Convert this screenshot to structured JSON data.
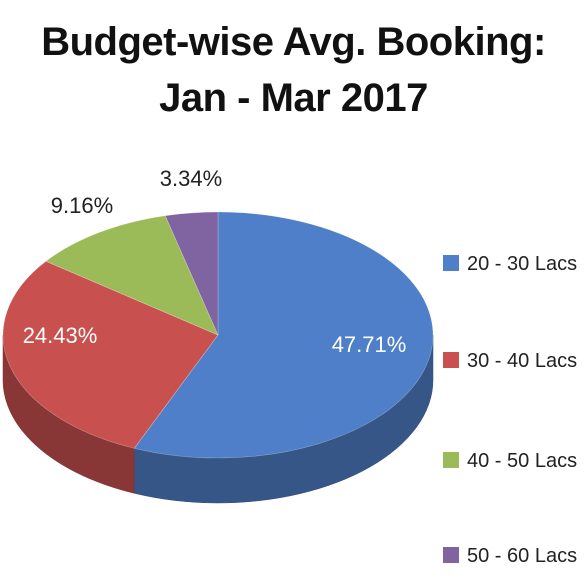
{
  "chart_data": {
    "type": "pie",
    "title_lines": [
      "Budget-wise Avg. Booking:",
      "Jan - Mar 2017"
    ],
    "slices": [
      {
        "label": "20 - 30 Lacs",
        "value": 47.71,
        "display": "47.71%",
        "color": "#4f7fc8"
      },
      {
        "label": "30 - 40 Lacs",
        "value": 24.43,
        "display": "24.43%",
        "color": "#c85150"
      },
      {
        "label": "40 - 50 Lacs",
        "value": 9.16,
        "display": "9.16%",
        "color": "#9bbb59"
      },
      {
        "label": "50 - 60 Lacs",
        "value": 3.34,
        "display": "3.34%",
        "color": "#8064a2"
      }
    ],
    "legend_position": "right",
    "style": "3d"
  }
}
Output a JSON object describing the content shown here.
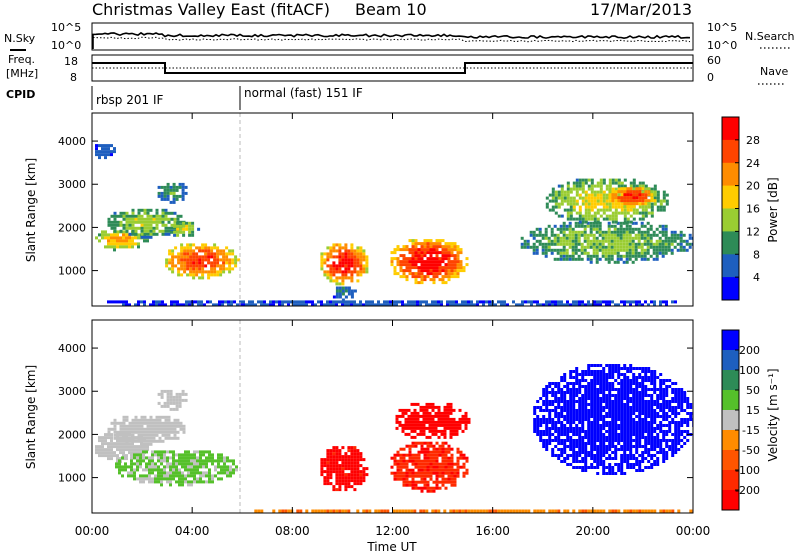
{
  "header": {
    "title": "Christmas Valley East (fitACF)",
    "beam": "Beam 10",
    "date": "17/Mar/2013"
  },
  "top_panels": {
    "nsky_label": "N.Sky",
    "nsearch_label": "N.Search",
    "nsky_ticks": [
      "10^5",
      "10^0"
    ],
    "nsearch_ticks": [
      "10^5",
      "10^0"
    ],
    "freq_label_1": "Freq.",
    "freq_label_2": "[MHz]",
    "freq_ticks": [
      "18",
      "8"
    ],
    "nave_ticks": [
      "60",
      "0"
    ],
    "nave_label": "Nave",
    "cpid_label": "CPID",
    "cpid_1": "rbsp 201 IF",
    "cpid_2": "normal (fast) 151 IF"
  },
  "colorbars": {
    "power": {
      "label": "Power [dB]",
      "ticks": [
        "28",
        "24",
        "20",
        "16",
        "12",
        "8",
        "4"
      ],
      "colors": [
        "#ff0000",
        "#ff4400",
        "#ff8c00",
        "#ffcc00",
        "#9acd32",
        "#2e8b57",
        "#1e5fbf",
        "#0000ff"
      ]
    },
    "velocity": {
      "label": "Velocity [m s⁻¹]",
      "ticks": [
        "200",
        "100",
        "50",
        "15",
        "-15",
        "-50",
        "-100",
        "-200"
      ],
      "colors": [
        "#0000ff",
        "#1e5fbf",
        "#2e8b57",
        "#55c02a",
        "#c0c0c0",
        "#ff8c00",
        "#ff5500",
        "#ff2a00",
        "#ff0000"
      ]
    }
  },
  "chart_data": [
    {
      "type": "heatmap",
      "name": "Power",
      "xlabel": "Time UT",
      "ylabel": "Slant Range [km]",
      "xlim": [
        0,
        24
      ],
      "ylim": [
        180,
        4650
      ],
      "x_ticks": [
        "00:00",
        "04:00",
        "08:00",
        "12:00",
        "16:00",
        "20:00",
        "00:00"
      ],
      "y_ticks": [
        1000,
        2000,
        3000,
        4000
      ],
      "clim": [
        0,
        32
      ],
      "regions": [
        {
          "t0": 0.0,
          "t1": 2.2,
          "r0": 1500,
          "r1": 2000,
          "v": 18
        },
        {
          "t0": 0.5,
          "t1": 3.7,
          "r0": 1800,
          "r1": 2500,
          "v": 13
        },
        {
          "t0": 2.5,
          "t1": 3.8,
          "r0": 2600,
          "r1": 3100,
          "v": 9
        },
        {
          "t0": 2.8,
          "t1": 5.8,
          "r0": 850,
          "r1": 1700,
          "v": 24
        },
        {
          "t0": 3.0,
          "t1": 4.2,
          "r0": 1800,
          "r1": 2200,
          "v": 14
        },
        {
          "t0": 0.0,
          "t1": 0.9,
          "r0": 3600,
          "r1": 4000,
          "v": 6
        },
        {
          "t0": 9.0,
          "t1": 11.0,
          "r0": 700,
          "r1": 1700,
          "v": 26
        },
        {
          "t0": 11.8,
          "t1": 15.0,
          "r0": 700,
          "r1": 1800,
          "v": 27
        },
        {
          "t0": 9.5,
          "t1": 10.5,
          "r0": 350,
          "r1": 700,
          "v": 7
        },
        {
          "t0": 17.0,
          "t1": 24.0,
          "r0": 1200,
          "r1": 2200,
          "v": 12
        },
        {
          "t0": 18.0,
          "t1": 23.0,
          "r0": 2100,
          "r1": 3200,
          "v": 15
        },
        {
          "t0": 20.5,
          "t1": 22.5,
          "r0": 2500,
          "r1": 3000,
          "v": 25
        },
        {
          "t0": 0.0,
          "t1": 24.0,
          "r0": 180,
          "r1": 380,
          "v": 5
        }
      ]
    },
    {
      "type": "heatmap",
      "name": "Velocity",
      "xlabel": "Time UT",
      "ylabel": "Slant Range [km]",
      "xlim": [
        0,
        24
      ],
      "ylim": [
        180,
        4650
      ],
      "x_ticks": [
        "00:00",
        "04:00",
        "08:00",
        "12:00",
        "16:00",
        "20:00",
        "00:00"
      ],
      "y_ticks": [
        1000,
        2000,
        3000,
        4000
      ],
      "clim": [
        -200,
        200
      ],
      "regions": [
        {
          "t0": 0.0,
          "t1": 2.2,
          "r0": 1400,
          "r1": 2100,
          "v": 0
        },
        {
          "t0": 0.5,
          "t1": 3.7,
          "r0": 1800,
          "r1": 2500,
          "v": 0
        },
        {
          "t0": 2.5,
          "t1": 3.8,
          "r0": 2600,
          "r1": 3100,
          "v": 0
        },
        {
          "t0": 0.8,
          "t1": 5.8,
          "r0": 850,
          "r1": 1700,
          "v": 30
        },
        {
          "t0": 9.0,
          "t1": 11.0,
          "r0": 700,
          "r1": 1800,
          "v": -170
        },
        {
          "t0": 11.8,
          "t1": 15.0,
          "r0": 700,
          "r1": 1900,
          "v": -150
        },
        {
          "t0": 12.0,
          "t1": 15.0,
          "r0": 1900,
          "r1": 2800,
          "v": -200
        },
        {
          "t0": 17.5,
          "t1": 24.0,
          "r0": 1100,
          "r1": 3700,
          "v": 200
        },
        {
          "t0": 6.0,
          "t1": 24.0,
          "r0": 180,
          "r1": 330,
          "v": -60
        }
      ]
    }
  ]
}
********************
◆ Written task ◆
Restate the data above exactly, stripping out each image.

◆ Final answer ◆
Convert this screenshot to structured JSON data.
{
  "chart_data": {
    "type": "pie",
    "title_lines": [
      "Budget-wise Avg. Booking:",
      "Jan - Mar 2017"
    ],
    "slices": [
      {
        "label": "20 - 30 Lacs",
        "value": 47.71,
        "display": "47.71%",
        "color": "#4f7fc8"
      },
      {
        "label": "30 - 40 Lacs",
        "value": 24.43,
        "display": "24.43%",
        "color": "#c85150"
      },
      {
        "label": "40 - 50 Lacs",
        "value": 9.16,
        "display": "9.16%",
        "color": "#9bbb59"
      },
      {
        "label": "50 - 60 Lacs",
        "value": 3.34,
        "display": "3.34%",
        "color": "#8064a2"
      }
    ],
    "legend_position": "right",
    "style": "3d"
  }
}
Output a JSON object describing the content shown here.
{
  "header": {
    "title": "Christmas Valley East (fitACF)",
    "beam": "Beam 10",
    "date": "17/Mar/2013"
  },
  "top_panels": {
    "nsky_label": "N.Sky",
    "nsearch_label": "N.Search",
    "nsky_ticks": [
      "10^5",
      "10^0"
    ],
    "nsearch_ticks": [
      "10^5",
      "10^0"
    ],
    "freq_label_1": "Freq.",
    "freq_label_2": "[MHz]",
    "freq_ticks": [
      "18",
      "8"
    ],
    "nave_ticks": [
      "60",
      "0"
    ],
    "nave_label": "Nave",
    "cpid_label": "CPID",
    "cpid_1": "rbsp 201 IF",
    "cpid_2": "normal (fast) 151 IF"
  },
  "colorbars": {
    "power": {
      "label": "Power [dB]",
      "ticks": [
        "28",
        "24",
        "20",
        "16",
        "12",
        "8",
        "4"
      ],
      "colors": [
        "#ff0000",
        "#ff4400",
        "#ff8c00",
        "#ffcc00",
        "#9acd32",
        "#2e8b57",
        "#1e5fbf",
        "#0000ff"
      ]
    },
    "velocity": {
      "label": "Velocity [m s⁻¹]",
      "ticks": [
        "200",
        "100",
        "50",
        "15",
        "-15",
        "-50",
        "-100",
        "-200"
      ],
      "colors": [
        "#0000ff",
        "#1e5fbf",
        "#2e8b57",
        "#55c02a",
        "#c0c0c0",
        "#ff8c00",
        "#ff5500",
        "#ff2a00",
        "#ff0000"
      ]
    }
  },
  "chart_data": [
    {
      "type": "heatmap",
      "name": "Power",
      "xlabel": "Time UT",
      "ylabel": "Slant Range [km]",
      "xlim": [
        0,
        24
      ],
      "ylim": [
        180,
        4650
      ],
      "x_ticks": [
        "00:00",
        "04:00",
        "08:00",
        "12:00",
        "16:00",
        "20:00",
        "00:00"
      ],
      "y_ticks": [
        1000,
        2000,
        3000,
        4000
      ],
      "clim": [
        0,
        32
      ],
      "regions": [
        {
          "t0": 0.0,
          "t1": 2.2,
          "r0": 1500,
          "r1": 2000,
          "v": 18
        },
        {
          "t0": 0.5,
          "t1": 3.7,
          "r0": 1800,
          "r1": 2500,
          "v": 13
        },
        {
          "t0": 2.5,
          "t1": 3.8,
          "r0": 2600,
          "r1": 3100,
          "v": 9
        },
        {
          "t0": 2.8,
          "t1": 5.8,
          "r0": 850,
          "r1": 1700,
          "v": 24
        },
        {
          "t0": 3.0,
          "t1": 4.2,
          "r0": 1800,
          "r1": 2200,
          "v": 14
        },
        {
          "t0": 0.0,
          "t1": 0.9,
          "r0": 3600,
          "r1": 4000,
          "v": 6
        },
        {
          "t0": 9.0,
          "t1": 11.0,
          "r0": 700,
          "r1": 1700,
          "v": 26
        },
        {
          "t0": 11.8,
          "t1": 15.0,
          "r0": 700,
          "r1": 1800,
          "v": 27
        },
        {
          "t0": 9.5,
          "t1": 10.5,
          "r0": 350,
          "r1": 700,
          "v": 7
        },
        {
          "t0": 17.0,
          "t1": 24.0,
          "r0": 1200,
          "r1": 2200,
          "v": 12
        },
        {
          "t0": 18.0,
          "t1": 23.0,
          "r0": 2100,
          "r1": 3200,
          "v": 15
        },
        {
          "t0": 20.5,
          "t1": 22.5,
          "r0": 2500,
          "r1": 3000,
          "v": 25
        },
        {
          "t0": 0.0,
          "t1": 24.0,
          "r0": 180,
          "r1": 380,
          "v": 5
        }
      ]
    },
    {
      "type": "heatmap",
      "name": "Velocity",
      "xlabel": "Time UT",
      "ylabel": "Slant Range [km]",
      "xlim": [
        0,
        24
      ],
      "ylim": [
        180,
        4650
      ],
      "x_ticks": [
        "00:00",
        "04:00",
        "08:00",
        "12:00",
        "16:00",
        "20:00",
        "00:00"
      ],
      "y_ticks": [
        1000,
        2000,
        3000,
        4000
      ],
      "clim": [
        -200,
        200
      ],
      "regions": [
        {
          "t0": 0.0,
          "t1": 2.2,
          "r0": 1400,
          "r1": 2100,
          "v": 0
        },
        {
          "t0": 0.5,
          "t1": 3.7,
          "r0": 1800,
          "r1": 2500,
          "v": 0
        },
        {
          "t0": 2.5,
          "t1": 3.8,
          "r0": 2600,
          "r1": 3100,
          "v": 0
        },
        {
          "t0": 0.8,
          "t1": 5.8,
          "r0": 850,
          "r1": 1700,
          "v": 30
        },
        {
          "t0": 9.0,
          "t1": 11.0,
          "r0": 700,
          "r1": 1800,
          "v": -170
        },
        {
          "t0": 11.8,
          "t1": 15.0,
          "r0": 700,
          "r1": 1900,
          "v": -150
        },
        {
          "t0": 12.0,
          "t1": 15.0,
          "r0": 1900,
          "r1": 2800,
          "v": -200
        },
        {
          "t0": 17.5,
          "t1": 24.0,
          "r0": 1100,
          "r1": 3700,
          "v": 200
        },
        {
          "t0": 6.0,
          "t1": 24.0,
          "r0": 180,
          "r1": 330,
          "v": -60
        }
      ]
    }
  ]
}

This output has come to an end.